[Lines of data]
--------------------

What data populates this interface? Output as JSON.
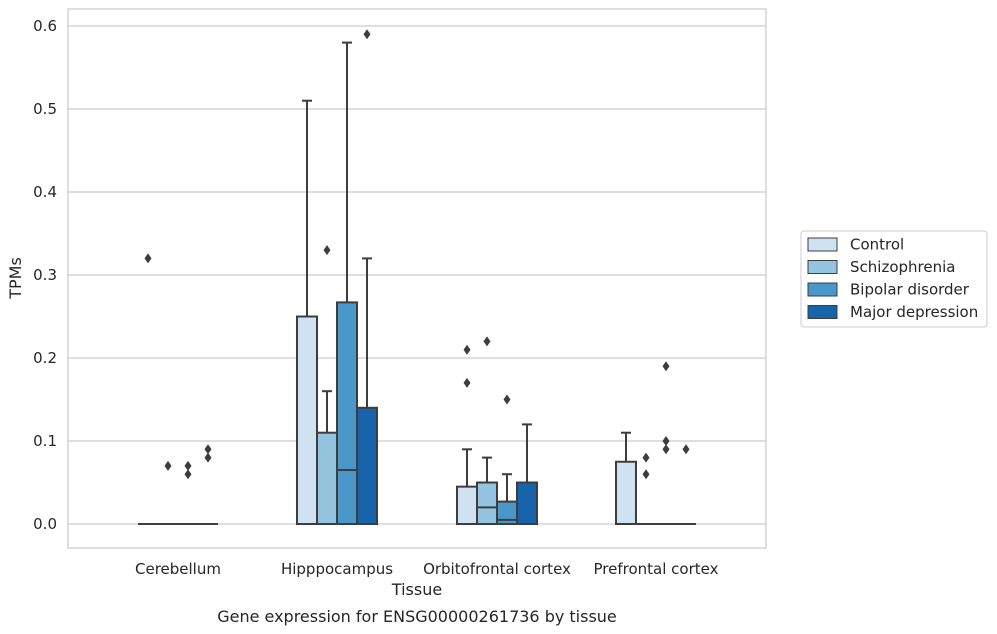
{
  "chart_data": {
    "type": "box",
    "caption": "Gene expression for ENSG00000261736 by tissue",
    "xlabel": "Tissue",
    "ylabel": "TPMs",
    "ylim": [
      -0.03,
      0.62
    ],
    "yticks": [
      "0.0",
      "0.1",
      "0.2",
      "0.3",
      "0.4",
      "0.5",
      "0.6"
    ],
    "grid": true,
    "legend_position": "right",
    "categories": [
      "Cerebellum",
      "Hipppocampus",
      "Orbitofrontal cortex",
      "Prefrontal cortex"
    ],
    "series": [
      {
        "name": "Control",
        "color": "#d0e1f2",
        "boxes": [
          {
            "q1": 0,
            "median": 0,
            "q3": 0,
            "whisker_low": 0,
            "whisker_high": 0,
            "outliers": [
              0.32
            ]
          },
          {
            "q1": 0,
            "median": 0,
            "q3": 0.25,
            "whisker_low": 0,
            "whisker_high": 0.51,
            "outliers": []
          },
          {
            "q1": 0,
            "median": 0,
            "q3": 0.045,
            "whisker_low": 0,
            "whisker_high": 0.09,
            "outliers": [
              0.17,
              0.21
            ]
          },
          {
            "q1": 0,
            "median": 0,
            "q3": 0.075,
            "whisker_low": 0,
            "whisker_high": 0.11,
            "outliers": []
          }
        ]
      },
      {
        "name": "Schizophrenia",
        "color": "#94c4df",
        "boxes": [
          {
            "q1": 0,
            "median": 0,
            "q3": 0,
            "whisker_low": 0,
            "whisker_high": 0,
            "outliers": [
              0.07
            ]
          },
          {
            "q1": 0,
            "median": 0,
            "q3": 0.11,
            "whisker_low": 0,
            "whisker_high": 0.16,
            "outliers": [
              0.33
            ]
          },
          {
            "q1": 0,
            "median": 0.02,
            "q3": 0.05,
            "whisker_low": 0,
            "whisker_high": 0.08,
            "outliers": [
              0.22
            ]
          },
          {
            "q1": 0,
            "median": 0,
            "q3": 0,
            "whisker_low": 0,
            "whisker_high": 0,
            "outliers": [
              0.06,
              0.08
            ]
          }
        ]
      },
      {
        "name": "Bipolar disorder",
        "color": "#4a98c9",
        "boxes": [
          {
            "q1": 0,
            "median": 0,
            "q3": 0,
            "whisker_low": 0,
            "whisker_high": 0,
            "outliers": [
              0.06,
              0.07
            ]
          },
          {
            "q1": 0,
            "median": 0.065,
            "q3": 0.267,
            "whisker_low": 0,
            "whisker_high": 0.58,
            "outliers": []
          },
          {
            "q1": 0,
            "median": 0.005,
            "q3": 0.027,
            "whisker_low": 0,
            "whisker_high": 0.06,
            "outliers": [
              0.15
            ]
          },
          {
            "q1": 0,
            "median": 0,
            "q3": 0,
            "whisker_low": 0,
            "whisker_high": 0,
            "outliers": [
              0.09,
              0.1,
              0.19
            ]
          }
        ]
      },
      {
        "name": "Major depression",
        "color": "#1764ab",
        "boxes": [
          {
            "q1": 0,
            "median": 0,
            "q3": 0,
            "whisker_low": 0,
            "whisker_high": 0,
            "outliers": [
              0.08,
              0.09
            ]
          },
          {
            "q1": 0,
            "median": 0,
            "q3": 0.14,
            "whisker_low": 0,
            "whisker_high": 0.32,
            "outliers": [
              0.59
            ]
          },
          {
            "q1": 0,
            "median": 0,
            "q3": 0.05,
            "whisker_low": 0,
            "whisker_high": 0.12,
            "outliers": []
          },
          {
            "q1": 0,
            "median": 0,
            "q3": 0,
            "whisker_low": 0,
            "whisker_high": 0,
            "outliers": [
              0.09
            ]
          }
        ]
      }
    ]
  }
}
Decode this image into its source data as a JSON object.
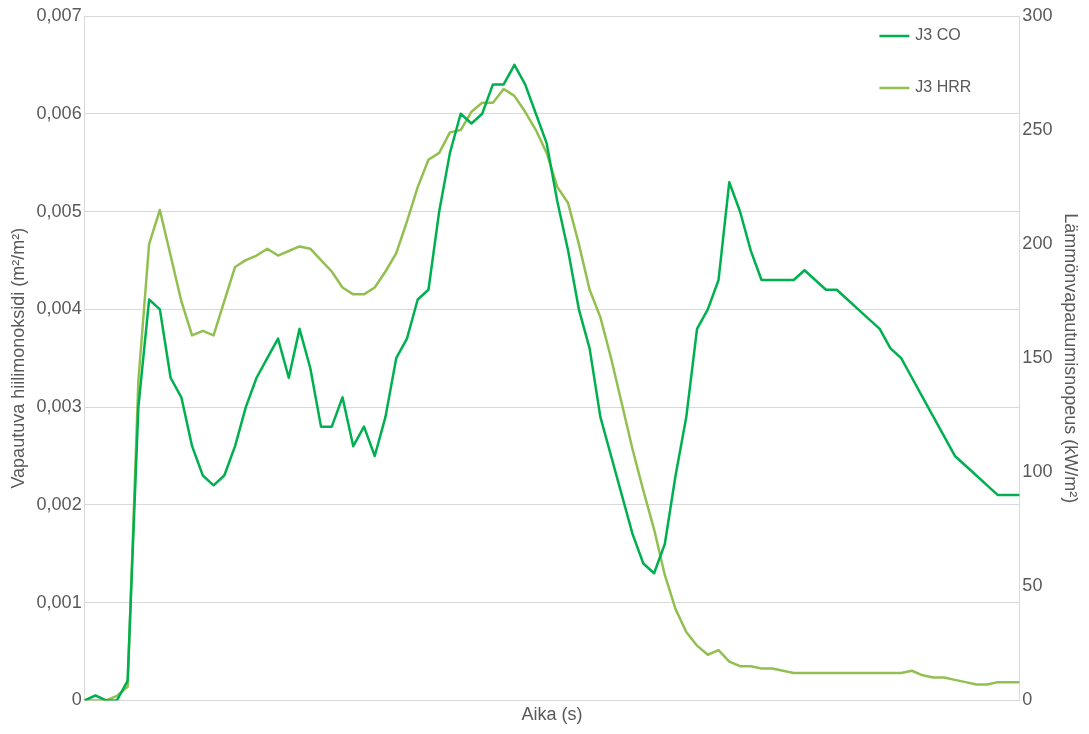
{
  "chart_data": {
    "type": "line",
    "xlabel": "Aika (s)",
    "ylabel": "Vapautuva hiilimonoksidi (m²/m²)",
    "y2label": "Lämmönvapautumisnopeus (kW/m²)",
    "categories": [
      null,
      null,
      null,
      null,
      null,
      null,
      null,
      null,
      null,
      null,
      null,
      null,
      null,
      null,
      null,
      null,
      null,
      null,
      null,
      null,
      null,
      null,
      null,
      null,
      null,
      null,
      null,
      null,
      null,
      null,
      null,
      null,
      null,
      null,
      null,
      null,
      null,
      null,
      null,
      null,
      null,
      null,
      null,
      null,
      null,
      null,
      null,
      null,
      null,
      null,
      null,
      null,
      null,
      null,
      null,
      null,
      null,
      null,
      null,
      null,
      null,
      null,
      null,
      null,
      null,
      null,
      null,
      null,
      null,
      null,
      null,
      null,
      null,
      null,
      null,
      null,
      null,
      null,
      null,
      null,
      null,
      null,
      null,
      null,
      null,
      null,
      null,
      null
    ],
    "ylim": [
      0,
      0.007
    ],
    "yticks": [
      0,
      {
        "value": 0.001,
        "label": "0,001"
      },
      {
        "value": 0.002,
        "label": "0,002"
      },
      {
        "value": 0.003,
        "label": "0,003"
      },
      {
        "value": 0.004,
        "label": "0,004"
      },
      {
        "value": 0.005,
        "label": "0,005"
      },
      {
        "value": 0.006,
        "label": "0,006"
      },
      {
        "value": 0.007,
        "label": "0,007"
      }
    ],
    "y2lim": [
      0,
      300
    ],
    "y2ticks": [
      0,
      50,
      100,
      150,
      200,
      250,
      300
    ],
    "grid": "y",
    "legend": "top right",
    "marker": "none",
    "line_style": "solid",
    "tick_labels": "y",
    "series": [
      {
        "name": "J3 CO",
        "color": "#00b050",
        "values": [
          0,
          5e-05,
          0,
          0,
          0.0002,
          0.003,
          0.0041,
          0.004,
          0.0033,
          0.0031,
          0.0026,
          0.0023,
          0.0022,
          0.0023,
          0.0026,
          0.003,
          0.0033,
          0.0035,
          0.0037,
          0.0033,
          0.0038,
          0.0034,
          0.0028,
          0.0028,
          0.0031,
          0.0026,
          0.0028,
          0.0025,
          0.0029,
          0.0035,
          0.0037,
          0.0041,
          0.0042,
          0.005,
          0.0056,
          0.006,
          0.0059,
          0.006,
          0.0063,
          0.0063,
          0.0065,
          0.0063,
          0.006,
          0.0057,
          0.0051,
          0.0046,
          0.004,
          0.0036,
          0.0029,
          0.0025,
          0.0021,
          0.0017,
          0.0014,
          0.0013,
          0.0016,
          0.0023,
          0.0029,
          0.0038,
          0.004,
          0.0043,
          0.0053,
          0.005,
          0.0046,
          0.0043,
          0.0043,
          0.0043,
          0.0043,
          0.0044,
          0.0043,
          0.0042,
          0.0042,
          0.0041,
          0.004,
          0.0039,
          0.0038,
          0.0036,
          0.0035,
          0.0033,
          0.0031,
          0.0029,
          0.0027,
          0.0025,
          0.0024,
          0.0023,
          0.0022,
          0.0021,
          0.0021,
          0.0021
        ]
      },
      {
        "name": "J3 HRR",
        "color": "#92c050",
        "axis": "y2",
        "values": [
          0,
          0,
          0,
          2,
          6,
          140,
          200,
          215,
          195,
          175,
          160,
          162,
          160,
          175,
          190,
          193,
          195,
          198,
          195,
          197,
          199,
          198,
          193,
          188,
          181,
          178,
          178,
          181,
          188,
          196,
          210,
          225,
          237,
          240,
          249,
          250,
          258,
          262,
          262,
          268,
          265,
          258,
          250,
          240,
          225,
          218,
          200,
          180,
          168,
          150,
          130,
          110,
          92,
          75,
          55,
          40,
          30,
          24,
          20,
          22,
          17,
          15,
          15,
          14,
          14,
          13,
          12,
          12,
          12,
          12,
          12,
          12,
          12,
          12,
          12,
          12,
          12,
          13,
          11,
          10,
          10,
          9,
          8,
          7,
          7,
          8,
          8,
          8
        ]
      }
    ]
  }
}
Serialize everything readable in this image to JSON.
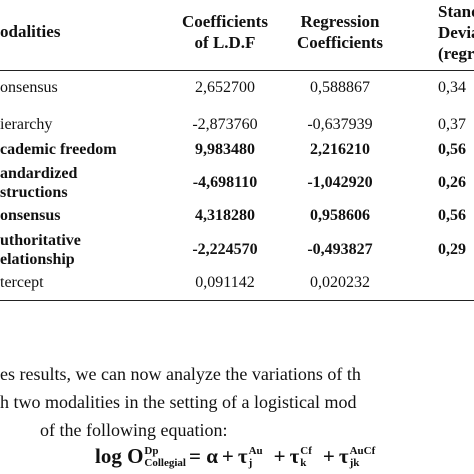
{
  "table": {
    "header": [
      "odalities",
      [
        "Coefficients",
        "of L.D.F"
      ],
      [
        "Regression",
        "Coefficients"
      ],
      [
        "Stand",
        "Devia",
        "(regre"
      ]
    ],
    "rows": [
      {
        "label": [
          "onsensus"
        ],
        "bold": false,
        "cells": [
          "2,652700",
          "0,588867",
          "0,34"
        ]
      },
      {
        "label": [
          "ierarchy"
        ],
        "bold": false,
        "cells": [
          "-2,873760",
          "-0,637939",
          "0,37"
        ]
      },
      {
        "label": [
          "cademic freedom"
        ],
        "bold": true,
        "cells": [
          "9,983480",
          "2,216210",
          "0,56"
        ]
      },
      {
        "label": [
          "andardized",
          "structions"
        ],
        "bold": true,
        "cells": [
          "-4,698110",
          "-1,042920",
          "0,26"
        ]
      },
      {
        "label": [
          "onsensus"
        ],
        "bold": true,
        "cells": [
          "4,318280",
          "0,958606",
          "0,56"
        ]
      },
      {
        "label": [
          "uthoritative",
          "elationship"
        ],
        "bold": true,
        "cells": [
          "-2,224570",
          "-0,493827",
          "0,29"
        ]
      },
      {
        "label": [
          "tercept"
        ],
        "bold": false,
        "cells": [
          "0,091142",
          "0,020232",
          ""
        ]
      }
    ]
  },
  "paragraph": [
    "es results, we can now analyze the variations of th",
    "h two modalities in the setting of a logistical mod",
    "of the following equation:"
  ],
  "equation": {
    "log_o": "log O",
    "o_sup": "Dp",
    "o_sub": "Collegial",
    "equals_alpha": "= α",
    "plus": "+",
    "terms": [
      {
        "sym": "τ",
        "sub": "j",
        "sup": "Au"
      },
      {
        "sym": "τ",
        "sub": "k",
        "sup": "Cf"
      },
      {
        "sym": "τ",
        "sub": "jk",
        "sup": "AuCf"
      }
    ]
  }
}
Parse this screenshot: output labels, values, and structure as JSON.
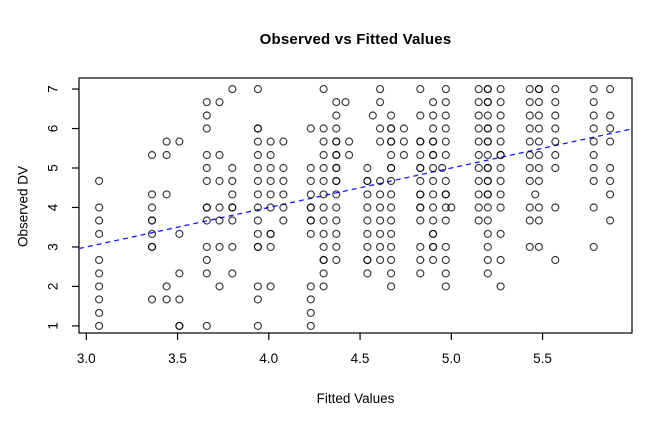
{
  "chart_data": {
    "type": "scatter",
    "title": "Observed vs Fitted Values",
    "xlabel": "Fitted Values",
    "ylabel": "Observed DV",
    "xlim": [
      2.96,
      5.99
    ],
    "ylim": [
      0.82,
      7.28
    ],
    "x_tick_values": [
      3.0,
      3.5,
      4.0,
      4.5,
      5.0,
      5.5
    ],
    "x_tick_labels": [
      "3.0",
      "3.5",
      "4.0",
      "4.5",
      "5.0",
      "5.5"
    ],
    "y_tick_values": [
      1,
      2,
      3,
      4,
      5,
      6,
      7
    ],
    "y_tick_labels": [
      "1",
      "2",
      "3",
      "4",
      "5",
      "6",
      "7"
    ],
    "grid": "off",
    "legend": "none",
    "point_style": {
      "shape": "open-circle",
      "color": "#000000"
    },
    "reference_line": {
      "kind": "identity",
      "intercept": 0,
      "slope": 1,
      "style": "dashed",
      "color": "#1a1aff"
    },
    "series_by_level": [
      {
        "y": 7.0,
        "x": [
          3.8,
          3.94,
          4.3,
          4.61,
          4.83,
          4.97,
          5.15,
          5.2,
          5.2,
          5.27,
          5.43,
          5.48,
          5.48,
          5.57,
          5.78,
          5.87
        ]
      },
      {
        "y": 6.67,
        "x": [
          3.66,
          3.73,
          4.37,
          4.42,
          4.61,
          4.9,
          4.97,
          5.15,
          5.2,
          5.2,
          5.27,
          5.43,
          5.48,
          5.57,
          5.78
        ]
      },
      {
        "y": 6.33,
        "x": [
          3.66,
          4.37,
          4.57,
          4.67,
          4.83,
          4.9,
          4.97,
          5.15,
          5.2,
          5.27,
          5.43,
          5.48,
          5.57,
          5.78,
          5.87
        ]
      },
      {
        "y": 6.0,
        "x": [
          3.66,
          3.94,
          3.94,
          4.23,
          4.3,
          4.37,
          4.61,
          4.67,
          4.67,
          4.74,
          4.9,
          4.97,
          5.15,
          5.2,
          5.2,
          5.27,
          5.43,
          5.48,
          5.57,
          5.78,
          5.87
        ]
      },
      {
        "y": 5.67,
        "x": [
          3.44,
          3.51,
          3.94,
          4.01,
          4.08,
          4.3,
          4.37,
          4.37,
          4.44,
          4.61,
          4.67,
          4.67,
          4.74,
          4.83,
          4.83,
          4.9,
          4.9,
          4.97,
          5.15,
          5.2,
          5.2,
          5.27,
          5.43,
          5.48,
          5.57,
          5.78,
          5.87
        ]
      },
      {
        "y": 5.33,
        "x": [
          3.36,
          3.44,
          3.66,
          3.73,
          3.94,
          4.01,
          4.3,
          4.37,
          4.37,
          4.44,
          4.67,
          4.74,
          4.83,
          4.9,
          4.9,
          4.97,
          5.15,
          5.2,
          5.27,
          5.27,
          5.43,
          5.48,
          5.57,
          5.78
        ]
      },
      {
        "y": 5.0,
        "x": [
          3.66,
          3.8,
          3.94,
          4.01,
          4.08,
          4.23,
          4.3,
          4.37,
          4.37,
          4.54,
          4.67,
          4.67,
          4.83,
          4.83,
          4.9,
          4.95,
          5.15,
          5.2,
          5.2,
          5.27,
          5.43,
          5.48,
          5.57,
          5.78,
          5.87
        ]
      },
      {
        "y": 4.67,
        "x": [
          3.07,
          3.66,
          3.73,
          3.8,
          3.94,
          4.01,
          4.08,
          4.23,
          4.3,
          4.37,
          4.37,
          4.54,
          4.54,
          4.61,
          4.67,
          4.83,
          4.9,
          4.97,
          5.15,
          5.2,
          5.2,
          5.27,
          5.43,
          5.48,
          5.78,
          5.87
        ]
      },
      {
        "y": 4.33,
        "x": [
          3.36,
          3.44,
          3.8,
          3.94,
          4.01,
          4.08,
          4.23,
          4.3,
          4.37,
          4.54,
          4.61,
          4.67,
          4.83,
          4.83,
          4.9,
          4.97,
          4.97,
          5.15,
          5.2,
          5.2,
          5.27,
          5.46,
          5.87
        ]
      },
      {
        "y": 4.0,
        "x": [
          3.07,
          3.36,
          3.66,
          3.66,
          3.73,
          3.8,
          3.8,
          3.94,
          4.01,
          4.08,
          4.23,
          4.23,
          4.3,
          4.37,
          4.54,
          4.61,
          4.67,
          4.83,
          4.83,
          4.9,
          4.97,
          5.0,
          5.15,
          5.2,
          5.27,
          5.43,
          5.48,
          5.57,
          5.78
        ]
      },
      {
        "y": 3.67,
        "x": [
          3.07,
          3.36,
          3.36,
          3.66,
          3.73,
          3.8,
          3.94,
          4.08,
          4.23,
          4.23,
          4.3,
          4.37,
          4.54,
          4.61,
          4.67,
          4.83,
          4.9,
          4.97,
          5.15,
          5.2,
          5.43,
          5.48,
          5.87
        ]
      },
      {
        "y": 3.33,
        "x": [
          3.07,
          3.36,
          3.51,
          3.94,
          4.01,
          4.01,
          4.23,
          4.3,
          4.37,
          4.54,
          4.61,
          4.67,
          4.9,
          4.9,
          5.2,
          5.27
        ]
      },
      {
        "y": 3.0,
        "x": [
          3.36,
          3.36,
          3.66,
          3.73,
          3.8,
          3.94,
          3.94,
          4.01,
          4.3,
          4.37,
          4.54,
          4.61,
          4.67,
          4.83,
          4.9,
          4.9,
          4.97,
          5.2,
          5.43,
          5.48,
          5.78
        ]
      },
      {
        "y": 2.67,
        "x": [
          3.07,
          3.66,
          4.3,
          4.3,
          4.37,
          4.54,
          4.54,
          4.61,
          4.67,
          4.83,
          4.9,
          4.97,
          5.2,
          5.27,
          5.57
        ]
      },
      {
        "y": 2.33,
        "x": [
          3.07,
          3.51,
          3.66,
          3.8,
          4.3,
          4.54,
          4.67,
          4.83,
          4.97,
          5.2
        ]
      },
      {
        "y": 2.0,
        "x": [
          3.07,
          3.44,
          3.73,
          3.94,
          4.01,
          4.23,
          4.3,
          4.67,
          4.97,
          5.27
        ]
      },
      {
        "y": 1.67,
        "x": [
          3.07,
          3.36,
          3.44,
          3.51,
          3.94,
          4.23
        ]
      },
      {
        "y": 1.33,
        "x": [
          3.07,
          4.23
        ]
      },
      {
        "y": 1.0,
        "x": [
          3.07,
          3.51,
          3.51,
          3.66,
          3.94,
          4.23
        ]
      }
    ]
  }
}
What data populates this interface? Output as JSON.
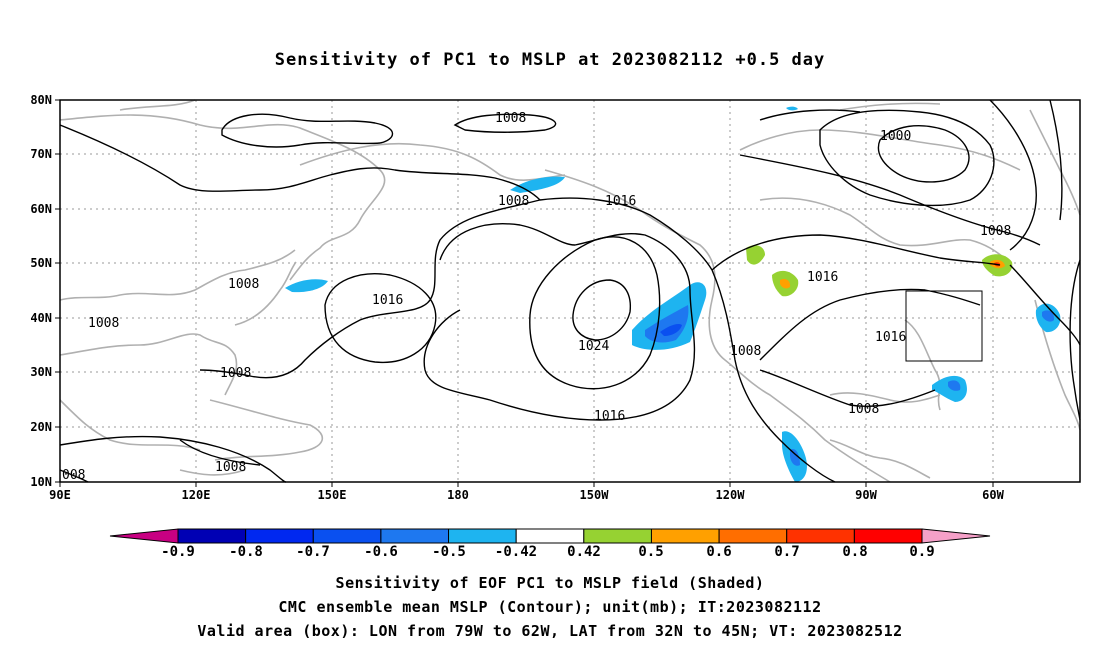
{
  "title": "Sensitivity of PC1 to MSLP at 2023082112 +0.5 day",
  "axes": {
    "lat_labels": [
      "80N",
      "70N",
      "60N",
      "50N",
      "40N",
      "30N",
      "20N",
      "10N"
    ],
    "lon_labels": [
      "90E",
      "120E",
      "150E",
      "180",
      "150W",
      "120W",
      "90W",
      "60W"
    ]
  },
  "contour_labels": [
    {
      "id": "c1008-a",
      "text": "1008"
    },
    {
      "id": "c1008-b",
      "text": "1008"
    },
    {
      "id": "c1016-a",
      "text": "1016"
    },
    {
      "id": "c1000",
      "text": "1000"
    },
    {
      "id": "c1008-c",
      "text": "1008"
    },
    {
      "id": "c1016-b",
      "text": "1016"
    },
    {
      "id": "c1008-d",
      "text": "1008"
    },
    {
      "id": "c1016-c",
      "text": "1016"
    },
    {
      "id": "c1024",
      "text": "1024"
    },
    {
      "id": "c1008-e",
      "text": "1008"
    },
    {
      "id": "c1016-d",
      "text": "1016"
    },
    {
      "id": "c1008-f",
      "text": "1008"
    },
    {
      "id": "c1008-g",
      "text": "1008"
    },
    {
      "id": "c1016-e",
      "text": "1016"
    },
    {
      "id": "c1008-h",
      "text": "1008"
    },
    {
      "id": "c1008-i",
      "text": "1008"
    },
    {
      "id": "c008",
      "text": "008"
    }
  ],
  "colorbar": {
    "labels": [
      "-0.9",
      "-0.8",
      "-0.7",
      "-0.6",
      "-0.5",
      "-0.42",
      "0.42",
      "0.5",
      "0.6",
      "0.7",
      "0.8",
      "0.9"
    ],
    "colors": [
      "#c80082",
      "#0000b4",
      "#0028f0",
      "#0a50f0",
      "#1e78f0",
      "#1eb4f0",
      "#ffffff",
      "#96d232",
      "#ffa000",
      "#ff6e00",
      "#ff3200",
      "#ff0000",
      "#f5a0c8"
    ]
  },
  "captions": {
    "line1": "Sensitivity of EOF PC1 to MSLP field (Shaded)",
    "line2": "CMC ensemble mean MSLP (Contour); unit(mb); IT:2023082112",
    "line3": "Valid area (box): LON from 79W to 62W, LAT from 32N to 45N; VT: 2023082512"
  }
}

--------------------

Problem details
Copy each line containing the word "title" from the data.

Solution to the exercise
    "title": "Observed vs Fitted Values",
  "title": "Sensitivity of PC1 to MSLP at 2023082112 +0.5 day",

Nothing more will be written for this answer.